(Records from a dataset)
※ ※ ※

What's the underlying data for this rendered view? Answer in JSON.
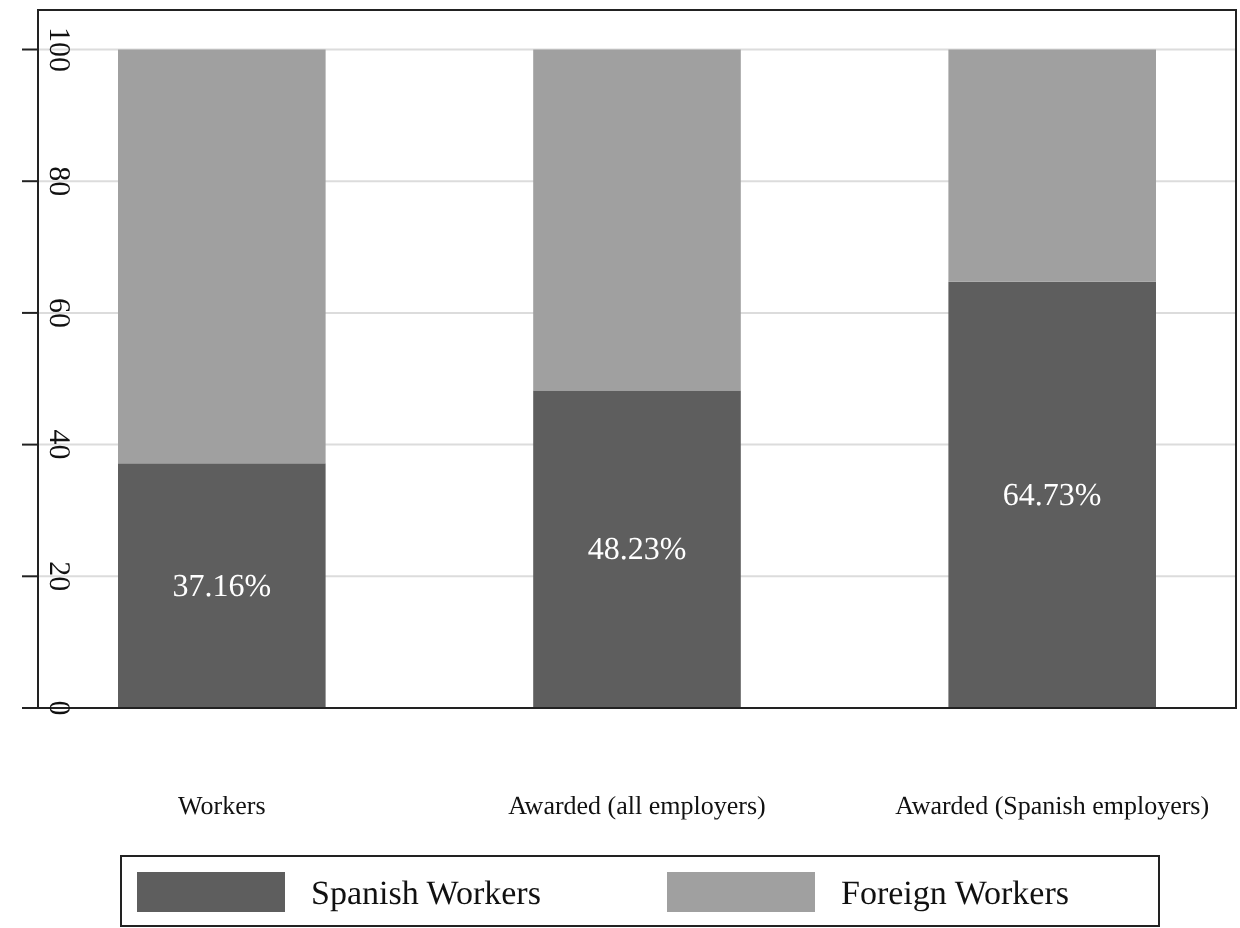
{
  "chart_data": {
    "type": "bar",
    "stacked": true,
    "categories": [
      "Workers",
      "Awarded (all employers)",
      "Awarded (Spanish employers)"
    ],
    "series": [
      {
        "name": "Spanish Workers",
        "color": "#5e5e5e",
        "values": [
          37.16,
          48.23,
          64.73
        ],
        "value_labels": [
          "37.16%",
          "48.23%",
          "64.73%"
        ]
      },
      {
        "name": "Foreign Workers",
        "color": "#a0a0a0",
        "values": [
          62.84,
          51.77,
          35.27
        ]
      }
    ],
    "ylim": [
      0,
      106
    ],
    "yticks": [
      0,
      20,
      40,
      60,
      80,
      100
    ],
    "grid": "y",
    "legend": "bottom"
  }
}
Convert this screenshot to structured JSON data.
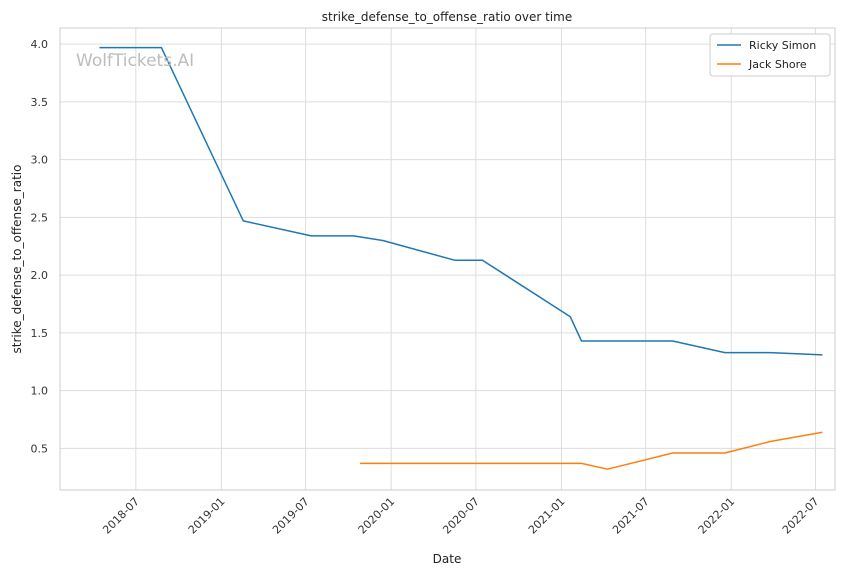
{
  "chart_data": {
    "type": "line",
    "title": "strike_defense_to_offense_ratio over time",
    "xlabel": "Date",
    "ylabel": "strike_defense_to_offense_ratio",
    "watermark": "WolfTickets.AI",
    "x_ticks": [
      "2018-07",
      "2019-01",
      "2019-07",
      "2020-01",
      "2020-07",
      "2021-01",
      "2021-07",
      "2022-01",
      "2022-07"
    ],
    "y_ticks": [
      "0.5",
      "1.0",
      "1.5",
      "2.0",
      "2.5",
      "3.0",
      "3.5",
      "4.0"
    ],
    "xlim": [
      "2018-01-19",
      "2022-08-12"
    ],
    "ylim": [
      0.14,
      4.14
    ],
    "grid": true,
    "legend_position": "top-right",
    "series": [
      {
        "name": "Ricky Simon",
        "color": "#1f77b4",
        "points": [
          {
            "x": "2018-04-14",
            "y": 3.97
          },
          {
            "x": "2018-08-25",
            "y": 3.97
          },
          {
            "x": "2019-02-17",
            "y": 2.47
          },
          {
            "x": "2019-07-13",
            "y": 2.34
          },
          {
            "x": "2019-10-12",
            "y": 2.34
          },
          {
            "x": "2019-12-14",
            "y": 2.3
          },
          {
            "x": "2020-05-16",
            "y": 2.13
          },
          {
            "x": "2020-07-15",
            "y": 2.13
          },
          {
            "x": "2021-01-20",
            "y": 1.64
          },
          {
            "x": "2021-02-13",
            "y": 1.43
          },
          {
            "x": "2021-08-28",
            "y": 1.43
          },
          {
            "x": "2021-12-18",
            "y": 1.33
          },
          {
            "x": "2022-03-26",
            "y": 1.33
          },
          {
            "x": "2022-07-16",
            "y": 1.31
          }
        ]
      },
      {
        "name": "Jack Shore",
        "color": "#ff7f0e",
        "points": [
          {
            "x": "2019-10-26",
            "y": 0.37
          },
          {
            "x": "2021-02-13",
            "y": 0.37
          },
          {
            "x": "2021-04-10",
            "y": 0.32
          },
          {
            "x": "2021-08-28",
            "y": 0.46
          },
          {
            "x": "2021-12-18",
            "y": 0.46
          },
          {
            "x": "2022-03-26",
            "y": 0.56
          },
          {
            "x": "2022-07-16",
            "y": 0.64
          }
        ]
      }
    ]
  }
}
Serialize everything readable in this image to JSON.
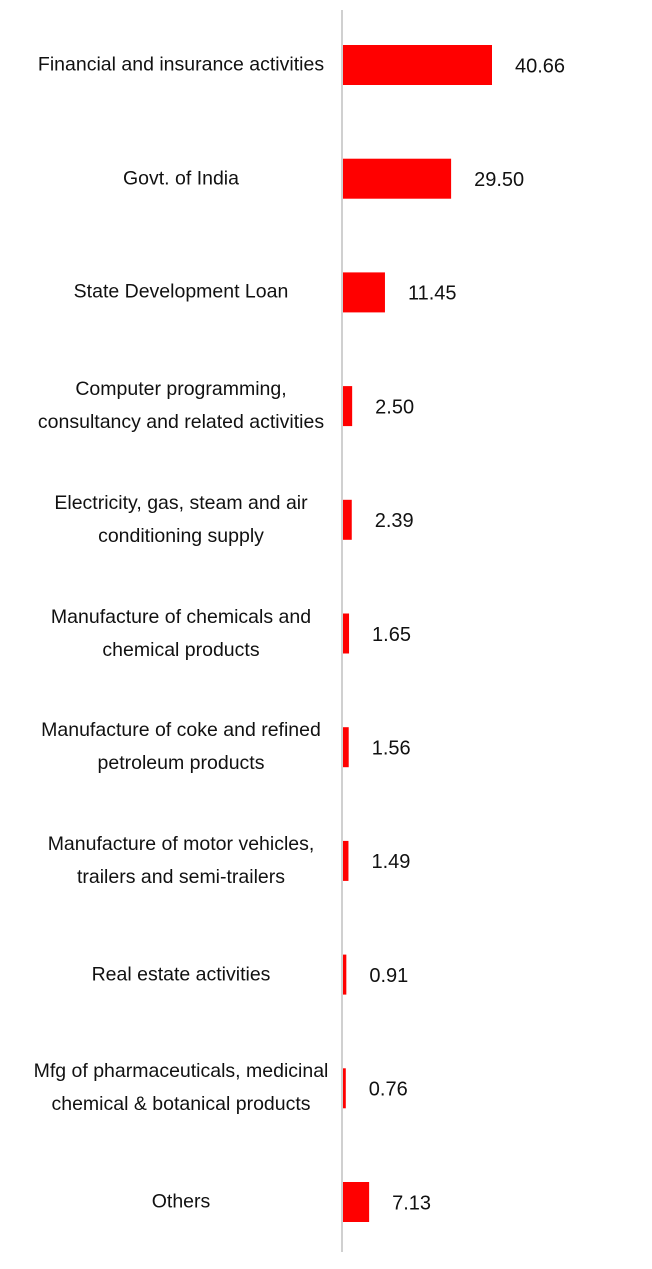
{
  "chart_data": {
    "type": "bar",
    "orientation": "horizontal",
    "categories": [
      "Financial and insurance activities",
      "Govt. of India",
      "State Development Loan",
      "Computer programming, consultancy and related activities",
      "Electricity, gas, steam and air conditioning supply",
      "Manufacture of chemicals and chemical products",
      "Manufacture of coke and refined petroleum products",
      "Manufacture of motor vehicles, trailers and semi-trailers",
      "Real estate activities",
      "Mfg of pharmaceuticals, medicinal chemical & botanical products",
      "Others"
    ],
    "values": [
      40.66,
      29.5,
      11.45,
      2.5,
      2.39,
      1.65,
      1.56,
      1.49,
      0.91,
      0.76,
      7.13
    ],
    "value_labels": [
      "40.66",
      "29.50",
      "11.45",
      "2.50",
      "2.39",
      "1.65",
      "1.56",
      "1.49",
      "0.91",
      "0.76",
      "7.13"
    ],
    "color": "#ff0000"
  }
}
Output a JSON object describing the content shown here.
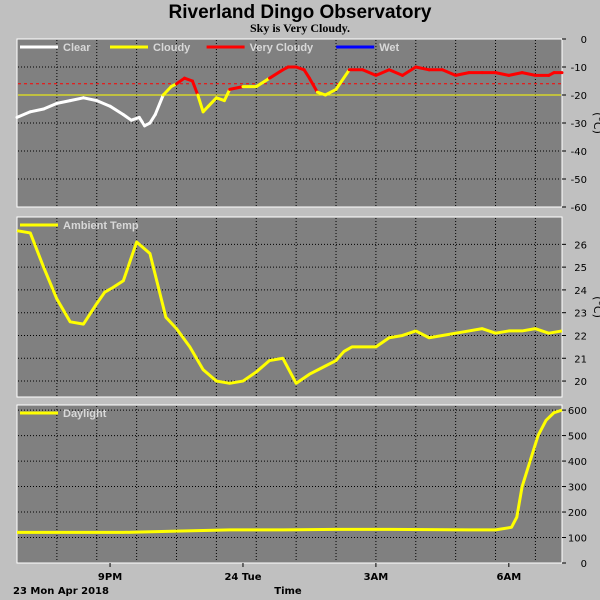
{
  "page": {
    "title": "Riverland Dingo Observatory",
    "subtitle": "Sky is Very Cloudy."
  },
  "chart_data": [
    {
      "type": "line",
      "name": "sky",
      "ylim": [
        -60,
        0
      ],
      "ylabel": "(°C)",
      "yticks": [
        "0",
        "-10",
        "-20",
        "-30",
        "-40",
        "-50",
        "-60"
      ],
      "reference_lines": [
        {
          "y": -16,
          "color": "#ff0000",
          "style": "dashed"
        },
        {
          "y": -20,
          "color": "#ffff00",
          "style": "solid"
        }
      ],
      "legend": [
        {
          "label": "Clear",
          "color": "#ffffff"
        },
        {
          "label": "Cloudy",
          "color": "#ffff00"
        },
        {
          "label": "Very Cloudy",
          "color": "#ff0000"
        },
        {
          "label": "Wet",
          "color": "#0000ff"
        }
      ],
      "x_hours": [
        0,
        0.5,
        1,
        1.5,
        2,
        2.5,
        3,
        3.5,
        4,
        4.3,
        4.6,
        4.8,
        5,
        5.2,
        5.5,
        5.8,
        6,
        6.3,
        6.6,
        6.8,
        7,
        7.2,
        7.5,
        7.8,
        8,
        8.5,
        9,
        9.5,
        10,
        10.2,
        10.5,
        10.8,
        11,
        11.3,
        11.6,
        12,
        12.5,
        13,
        13.5,
        14,
        14.5,
        15,
        15.5,
        16,
        16.5,
        17,
        17.5,
        18,
        18.5,
        19,
        19.5,
        20,
        20.2,
        20.5
      ],
      "values": [
        -28,
        -26,
        -25,
        -23,
        -22,
        -21,
        -22,
        -24,
        -27,
        -29,
        -28,
        -31,
        -30,
        -27,
        -20,
        -17,
        -16,
        -14,
        -15,
        -20,
        -26,
        -24,
        -21,
        -22,
        -18,
        -17,
        -17,
        -14,
        -11,
        -10,
        -10,
        -11,
        -14,
        -19,
        -20,
        -18,
        -11,
        -11,
        -13,
        -11,
        -13,
        -10,
        -11,
        -11,
        -13,
        -12,
        -12,
        -12,
        -13,
        -12,
        -13,
        -13,
        -12,
        -12
      ],
      "segment_colors": [
        "#ffffff",
        "#ffffff",
        "#ffffff",
        "#ffffff",
        "#ffffff",
        "#ffffff",
        "#ffffff",
        "#ffffff",
        "#ffffff",
        "#ffffff",
        "#ffffff",
        "#ffffff",
        "#ffffff",
        "#ffffff",
        "#ffff00",
        "#ffff00",
        "#ff0000",
        "#ff0000",
        "#ff0000",
        "#ffff00",
        "#ffff00",
        "#ffff00",
        "#ffff00",
        "#ffff00",
        "#ff0000",
        "#ffff00",
        "#ffff00",
        "#ff0000",
        "#ff0000",
        "#ff0000",
        "#ff0000",
        "#ff0000",
        "#ff0000",
        "#ffff00",
        "#ffff00",
        "#ffff00",
        "#ff0000",
        "#ff0000",
        "#ff0000",
        "#ff0000",
        "#ff0000",
        "#ff0000",
        "#ff0000",
        "#ff0000",
        "#ff0000",
        "#ff0000",
        "#ff0000",
        "#ff0000",
        "#ff0000",
        "#ff0000",
        "#ff0000",
        "#ff0000",
        "#ff0000"
      ]
    },
    {
      "type": "line",
      "name": "ambient",
      "ylim": [
        19.3,
        27.2
      ],
      "ylabel": "(°C)",
      "yticks": [
        "26",
        "25",
        "24",
        "23",
        "22",
        "21",
        "20"
      ],
      "ytick_values": [
        26,
        25,
        24,
        23,
        22,
        21,
        20
      ],
      "legend": [
        {
          "label": "Ambient Temp",
          "color": "#ffff00"
        }
      ],
      "x_hours": [
        0,
        0.5,
        1,
        1.5,
        2,
        2.5,
        3,
        3.3,
        3.6,
        4,
        4.5,
        5,
        5.3,
        5.6,
        6,
        6.5,
        7,
        7.5,
        8,
        8.5,
        9,
        9.5,
        10,
        10.5,
        11,
        11.5,
        12,
        12.3,
        12.6,
        13,
        13.5,
        14,
        14.5,
        15,
        15.5,
        16,
        16.5,
        17,
        17.5,
        18,
        18.5,
        19,
        19.5,
        20,
        20.5
      ],
      "values": [
        26.6,
        26.5,
        25,
        23.6,
        22.6,
        22.5,
        23.4,
        23.9,
        24.1,
        24.4,
        26.1,
        25.6,
        24.2,
        22.8,
        22.3,
        21.5,
        20.5,
        20,
        19.9,
        20,
        20.4,
        20.9,
        21,
        19.9,
        20.3,
        20.6,
        20.9,
        21.3,
        21.5,
        21.5,
        21.5,
        21.9,
        22,
        22.2,
        21.9,
        22,
        22.1,
        22.2,
        22.3,
        22.1,
        22.2,
        22.2,
        22.3,
        22.1,
        22.2
      ]
    },
    {
      "type": "line",
      "name": "daylight",
      "ylim": [
        0,
        620
      ],
      "yticks": [
        "600",
        "500",
        "400",
        "300",
        "200",
        "100",
        "0"
      ],
      "ytick_values": [
        600,
        500,
        400,
        300,
        200,
        100,
        0
      ],
      "legend": [
        {
          "label": "Daylight",
          "color": "#ffff00"
        }
      ],
      "x_hours": [
        0,
        2,
        4,
        6,
        8,
        10,
        12,
        14,
        17,
        18,
        18.6,
        18.8,
        19,
        19.3,
        19.6,
        19.9,
        20.2,
        20.5
      ],
      "values": [
        120,
        120,
        120,
        125,
        130,
        130,
        132,
        132,
        130,
        130,
        140,
        180,
        300,
        400,
        500,
        560,
        590,
        600
      ]
    }
  ],
  "x_axis": {
    "label": "Time",
    "date_label": "23 Mon Apr 2018",
    "ticks": [
      {
        "label": "9PM",
        "hours": 3.5
      },
      {
        "label": "24 Tue",
        "hours": 8.5
      },
      {
        "label": "3AM",
        "hours": 13.5
      },
      {
        "label": "6AM",
        "hours": 18.5
      }
    ],
    "range_hours": [
      0,
      20.5
    ]
  }
}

※ ※ ※

Copy each line in the data that holds the word "Spanish".

      "Awarded (Spanish employers)"
        "name": "Spanish Workers",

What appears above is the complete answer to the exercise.